▶ [TASK STATEMENT]
Each record must be reproduced exactly as it is shown.
──────── MATERIAL TO PROCESS ────────
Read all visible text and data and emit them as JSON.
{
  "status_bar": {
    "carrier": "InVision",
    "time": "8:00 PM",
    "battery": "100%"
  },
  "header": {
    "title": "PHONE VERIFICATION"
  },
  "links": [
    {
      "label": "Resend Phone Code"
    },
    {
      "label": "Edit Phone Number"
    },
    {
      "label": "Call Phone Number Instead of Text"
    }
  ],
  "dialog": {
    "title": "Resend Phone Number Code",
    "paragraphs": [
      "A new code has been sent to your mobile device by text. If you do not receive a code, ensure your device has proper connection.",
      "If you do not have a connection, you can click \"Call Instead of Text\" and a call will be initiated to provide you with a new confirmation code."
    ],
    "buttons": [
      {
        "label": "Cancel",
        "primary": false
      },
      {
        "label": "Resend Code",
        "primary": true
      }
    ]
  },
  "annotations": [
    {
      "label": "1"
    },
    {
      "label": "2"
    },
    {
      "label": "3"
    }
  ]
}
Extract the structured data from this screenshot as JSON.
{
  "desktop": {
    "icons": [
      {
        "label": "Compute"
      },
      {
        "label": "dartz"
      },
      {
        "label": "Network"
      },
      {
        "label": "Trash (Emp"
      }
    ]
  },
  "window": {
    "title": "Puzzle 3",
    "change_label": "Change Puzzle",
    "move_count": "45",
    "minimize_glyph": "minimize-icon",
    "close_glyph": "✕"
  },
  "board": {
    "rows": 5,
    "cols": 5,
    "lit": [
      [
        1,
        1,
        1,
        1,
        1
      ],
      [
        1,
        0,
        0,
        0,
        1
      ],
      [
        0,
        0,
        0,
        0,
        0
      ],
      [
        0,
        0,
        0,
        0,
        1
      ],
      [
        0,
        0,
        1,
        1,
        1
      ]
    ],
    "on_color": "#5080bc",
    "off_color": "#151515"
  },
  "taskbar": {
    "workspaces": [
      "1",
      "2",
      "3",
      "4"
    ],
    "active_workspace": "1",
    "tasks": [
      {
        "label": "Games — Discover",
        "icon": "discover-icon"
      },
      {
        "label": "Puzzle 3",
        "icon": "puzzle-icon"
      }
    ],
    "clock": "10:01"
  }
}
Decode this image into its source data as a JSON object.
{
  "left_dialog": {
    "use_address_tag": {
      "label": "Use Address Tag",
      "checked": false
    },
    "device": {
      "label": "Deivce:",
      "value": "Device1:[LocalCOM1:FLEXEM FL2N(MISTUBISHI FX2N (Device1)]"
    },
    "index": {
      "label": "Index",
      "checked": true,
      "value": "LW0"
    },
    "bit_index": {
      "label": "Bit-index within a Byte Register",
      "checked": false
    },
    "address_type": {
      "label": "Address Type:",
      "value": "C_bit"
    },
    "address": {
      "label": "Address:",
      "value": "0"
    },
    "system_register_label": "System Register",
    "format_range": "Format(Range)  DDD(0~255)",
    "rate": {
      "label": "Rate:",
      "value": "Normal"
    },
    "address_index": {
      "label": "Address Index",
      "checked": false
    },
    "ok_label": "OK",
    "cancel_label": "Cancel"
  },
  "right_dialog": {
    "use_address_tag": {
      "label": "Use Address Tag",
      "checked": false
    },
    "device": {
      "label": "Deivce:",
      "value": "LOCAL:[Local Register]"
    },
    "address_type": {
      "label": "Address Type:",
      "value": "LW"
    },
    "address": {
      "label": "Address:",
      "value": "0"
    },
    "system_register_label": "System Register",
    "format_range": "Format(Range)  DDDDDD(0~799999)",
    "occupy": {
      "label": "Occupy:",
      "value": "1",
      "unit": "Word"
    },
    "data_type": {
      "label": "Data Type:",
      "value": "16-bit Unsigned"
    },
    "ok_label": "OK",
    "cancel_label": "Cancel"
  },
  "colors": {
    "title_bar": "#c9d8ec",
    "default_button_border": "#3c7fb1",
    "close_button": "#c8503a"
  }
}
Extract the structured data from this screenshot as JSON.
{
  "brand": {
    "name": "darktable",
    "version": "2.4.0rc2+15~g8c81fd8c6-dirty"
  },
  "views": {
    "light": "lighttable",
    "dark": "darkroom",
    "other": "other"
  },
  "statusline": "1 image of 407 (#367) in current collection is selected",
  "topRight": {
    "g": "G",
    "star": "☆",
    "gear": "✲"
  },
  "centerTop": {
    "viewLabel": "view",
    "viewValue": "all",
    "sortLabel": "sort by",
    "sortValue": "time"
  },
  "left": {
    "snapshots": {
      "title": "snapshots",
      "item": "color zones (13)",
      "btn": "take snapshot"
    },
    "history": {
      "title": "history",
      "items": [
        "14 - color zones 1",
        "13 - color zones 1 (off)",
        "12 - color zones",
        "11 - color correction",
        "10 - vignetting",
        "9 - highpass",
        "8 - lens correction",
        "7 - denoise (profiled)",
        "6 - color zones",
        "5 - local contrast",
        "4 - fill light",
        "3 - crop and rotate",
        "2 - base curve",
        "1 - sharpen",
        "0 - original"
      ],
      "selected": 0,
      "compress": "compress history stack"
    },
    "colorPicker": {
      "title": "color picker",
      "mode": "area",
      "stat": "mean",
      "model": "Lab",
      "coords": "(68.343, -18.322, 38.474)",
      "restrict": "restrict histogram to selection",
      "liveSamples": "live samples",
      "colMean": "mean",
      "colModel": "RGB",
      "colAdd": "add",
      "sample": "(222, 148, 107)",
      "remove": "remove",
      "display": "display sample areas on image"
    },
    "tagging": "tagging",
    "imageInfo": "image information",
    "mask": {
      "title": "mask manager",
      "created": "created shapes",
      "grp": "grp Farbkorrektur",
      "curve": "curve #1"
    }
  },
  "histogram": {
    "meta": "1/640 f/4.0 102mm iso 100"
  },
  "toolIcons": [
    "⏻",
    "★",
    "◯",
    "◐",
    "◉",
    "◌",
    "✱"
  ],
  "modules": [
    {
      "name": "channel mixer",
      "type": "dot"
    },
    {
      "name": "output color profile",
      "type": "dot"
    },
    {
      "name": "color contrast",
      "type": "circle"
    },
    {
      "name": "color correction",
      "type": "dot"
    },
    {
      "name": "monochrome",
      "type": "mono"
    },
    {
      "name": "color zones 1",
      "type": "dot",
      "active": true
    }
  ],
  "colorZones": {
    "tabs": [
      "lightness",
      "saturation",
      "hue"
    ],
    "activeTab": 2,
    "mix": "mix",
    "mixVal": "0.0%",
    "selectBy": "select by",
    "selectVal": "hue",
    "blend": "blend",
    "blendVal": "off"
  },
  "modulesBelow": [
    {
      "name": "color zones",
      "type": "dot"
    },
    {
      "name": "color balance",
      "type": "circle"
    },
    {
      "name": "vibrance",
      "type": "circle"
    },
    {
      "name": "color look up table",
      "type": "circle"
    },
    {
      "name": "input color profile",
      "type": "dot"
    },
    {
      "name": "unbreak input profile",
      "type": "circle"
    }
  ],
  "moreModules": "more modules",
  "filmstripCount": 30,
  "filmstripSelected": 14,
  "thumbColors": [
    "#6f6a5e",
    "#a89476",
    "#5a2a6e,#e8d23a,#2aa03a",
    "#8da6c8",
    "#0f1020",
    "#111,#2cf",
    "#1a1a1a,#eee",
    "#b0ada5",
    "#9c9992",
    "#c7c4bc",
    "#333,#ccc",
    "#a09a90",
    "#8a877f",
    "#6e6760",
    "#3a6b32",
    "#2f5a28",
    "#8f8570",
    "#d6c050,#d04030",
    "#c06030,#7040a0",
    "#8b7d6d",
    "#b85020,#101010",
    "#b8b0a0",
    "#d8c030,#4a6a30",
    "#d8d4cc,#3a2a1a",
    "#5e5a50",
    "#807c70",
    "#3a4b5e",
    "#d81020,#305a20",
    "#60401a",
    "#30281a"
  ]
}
────────
▶ [OUTPUT BELOW]
Read all visible text and data and emit them as JSON.
{
  "status_bar": {
    "carrier": "InVision",
    "time": "8:00 PM",
    "battery": "100%"
  },
  "header": {
    "title": "PHONE VERIFICATION"
  },
  "links": [
    {
      "label": "Resend Phone Code"
    },
    {
      "label": "Edit Phone Number"
    },
    {
      "label": "Call Phone Number Instead of Text"
    }
  ],
  "dialog": {
    "title": "Resend Phone Number Code",
    "paragraphs": [
      "A new code has been sent to your mobile device by text. If you do not receive a code, ensure your device has proper connection.",
      "If you do not have a connection, you can click \"Call Instead of Text\" and a call will be initiated to provide you with a new confirmation code."
    ],
    "buttons": [
      {
        "label": "Cancel",
        "primary": false
      },
      {
        "label": "Resend Code",
        "primary": true
      }
    ]
  },
  "annotations": [
    {
      "label": "1"
    },
    {
      "label": "2"
    },
    {
      "label": "3"
    }
  ]
}
Extract the structured data from this screenshot as JSON.
{
  "desktop": {
    "icons": [
      {
        "label": "Compute"
      },
      {
        "label": "dartz"
      },
      {
        "label": "Network"
      },
      {
        "label": "Trash (Emp"
      }
    ]
  },
  "window": {
    "title": "Puzzle 3",
    "change_label": "Change Puzzle",
    "move_count": "45",
    "minimize_glyph": "minimize-icon",
    "close_glyph": "✕"
  },
  "board": {
    "rows": 5,
    "cols": 5,
    "lit": [
      [
        1,
        1,
        1,
        1,
        1
      ],
      [
        1,
        0,
        0,
        0,
        1
      ],
      [
        0,
        0,
        0,
        0,
        0
      ],
      [
        0,
        0,
        0,
        0,
        1
      ],
      [
        0,
        0,
        1,
        1,
        1
      ]
    ],
    "on_color": "#5080bc",
    "off_color": "#151515"
  },
  "taskbar": {
    "workspaces": [
      "1",
      "2",
      "3",
      "4"
    ],
    "active_workspace": "1",
    "tasks": [
      {
        "label": "Games — Discover",
        "icon": "discover-icon"
      },
      {
        "label": "Puzzle 3",
        "icon": "puzzle-icon"
      }
    ],
    "clock": "10:01"
  }
}
Decode this image into its source data as a JSON object.
{
  "left_dialog": {
    "use_address_tag": {
      "label": "Use Address Tag",
      "checked": false
    },
    "device": {
      "label": "Deivce:",
      "value": "Device1:[LocalCOM1:FLEXEM FL2N(MISTUBISHI FX2N (Device1)]"
    },
    "index": {
      "label": "Index",
      "checked": true,
      "value": "LW0"
    },
    "bit_index": {
      "label": "Bit-index within a Byte Register",
      "checked": false
    },
    "address_type": {
      "label": "Address Type:",
      "value": "C_bit"
    },
    "address": {
      "label": "Address:",
      "value": "0"
    },
    "system_register_label": "System Register",
    "format_range": "Format(Range)  DDD(0~255)",
    "rate": {
      "label": "Rate:",
      "value": "Normal"
    },
    "address_index": {
      "label": "Address Index",
      "checked": false
    },
    "ok_label": "OK",
    "cancel_label": "Cancel"
  },
  "right_dialog": {
    "use_address_tag": {
      "label": "Use Address Tag",
      "checked": false
    },
    "device": {
      "label": "Deivce:",
      "value": "LOCAL:[Local Register]"
    },
    "address_type": {
      "label": "Address Type:",
      "value": "LW"
    },
    "address": {
      "label": "Address:",
      "value": "0"
    },
    "system_register_label": "System Register",
    "format_range": "Format(Range)  DDDDDD(0~799999)",
    "occupy": {
      "label": "Occupy:",
      "value": "1",
      "unit": "Word"
    },
    "data_type": {
      "label": "Data Type:",
      "value": "16-bit Unsigned"
    },
    "ok_label": "OK",
    "cancel_label": "Cancel"
  },
  "colors": {
    "title_bar": "#c9d8ec",
    "default_button_border": "#3c7fb1",
    "close_button": "#c8503a"
  }
}
Extract the structured data from this screenshot as JSON.
{
  "brand": {
    "name": "darktable",
    "version": "2.4.0rc2+15~g8c81fd8c6-dirty"
  },
  "views": {
    "light": "lighttable",
    "dark": "darkroom",
    "other": "other"
  },
  "statusline": "1 image of 407 (#367) in current collection is selected",
  "topRight": {
    "g": "G",
    "star": "☆",
    "gear": "✲"
  },
  "centerTop": {
    "viewLabel": "view",
    "viewValue": "all",
    "sortLabel": "sort by",
    "sortValue": "time"
  },
  "left": {
    "snapshots": {
      "title": "snapshots",
      "item": "color zones (13)",
      "btn": "take snapshot"
    },
    "history": {
      "title": "history",
      "items": [
        "14 - color zones 1",
        "13 - color zones 1 (off)",
        "12 - color zones",
        "11 - color correction",
        "10 - vignetting",
        "9 - highpass",
        "8 - lens correction",
        "7 - denoise (profiled)",
        "6 - color zones",
        "5 - local contrast",
        "4 - fill light",
        "3 - crop and rotate",
        "2 - base curve",
        "1 - sharpen",
        "0 - original"
      ],
      "selected": 0,
      "compress": "compress history stack"
    },
    "colorPicker": {
      "title": "color picker",
      "mode": "area",
      "stat": "mean",
      "model": "Lab",
      "coords": "(68.343, -18.322, 38.474)",
      "restrict": "restrict histogram to selection",
      "liveSamples": "live samples",
      "colMean": "mean",
      "colModel": "RGB",
      "colAdd": "add",
      "sample": "(222, 148, 107)",
      "remove": "remove",
      "display": "display sample areas on image"
    },
    "tagging": "tagging",
    "imageInfo": "image information",
    "mask": {
      "title": "mask manager",
      "created": "created shapes",
      "grp": "grp Farbkorrektur",
      "curve": "curve #1"
    }
  },
  "histogram": {
    "meta": "1/640 f/4.0 102mm iso 100"
  },
  "toolIcons": [
    "⏻",
    "★",
    "◯",
    "◐",
    "◉",
    "◌",
    "✱"
  ],
  "modules": [
    {
      "name": "channel mixer",
      "type": "dot"
    },
    {
      "name": "output color profile",
      "type": "dot"
    },
    {
      "name": "color contrast",
      "type": "circle"
    },
    {
      "name": "color correction",
      "type": "dot"
    },
    {
      "name": "monochrome",
      "type": "mono"
    },
    {
      "name": "color zones 1",
      "type": "dot",
      "active": true
    }
  ],
  "colorZones": {
    "tabs": [
      "lightness",
      "saturation",
      "hue"
    ],
    "activeTab": 2,
    "mix": "mix",
    "mixVal": "0.0%",
    "selectBy": "select by",
    "selectVal": "hue",
    "blend": "blend",
    "blendVal": "off"
  },
  "modulesBelow": [
    {
      "name": "color zones",
      "type": "dot"
    },
    {
      "name": "color balance",
      "type": "circle"
    },
    {
      "name": "vibrance",
      "type": "circle"
    },
    {
      "name": "color look up table",
      "type": "circle"
    },
    {
      "name": "input color profile",
      "type": "dot"
    },
    {
      "name": "unbreak input profile",
      "type": "circle"
    }
  ],
  "moreModules": "more modules",
  "filmstripCount": 30,
  "filmstripSelected": 14,
  "thumbColors": [
    "#6f6a5e",
    "#a89476",
    "#5a2a6e,#e8d23a,#2aa03a",
    "#8da6c8",
    "#0f1020",
    "#111,#2cf",
    "#1a1a1a,#eee",
    "#b0ada5",
    "#9c9992",
    "#c7c4bc",
    "#333,#ccc",
    "#a09a90",
    "#8a877f",
    "#6e6760",
    "#3a6b32",
    "#2f5a28",
    "#8f8570",
    "#d6c050,#d04030",
    "#c06030,#7040a0",
    "#8b7d6d",
    "#b85020,#101010",
    "#b8b0a0",
    "#d8c030,#4a6a30",
    "#d8d4cc,#3a2a1a",
    "#5e5a50",
    "#807c70",
    "#3a4b5e",
    "#d81020,#305a20",
    "#60401a",
    "#30281a"
  ]
}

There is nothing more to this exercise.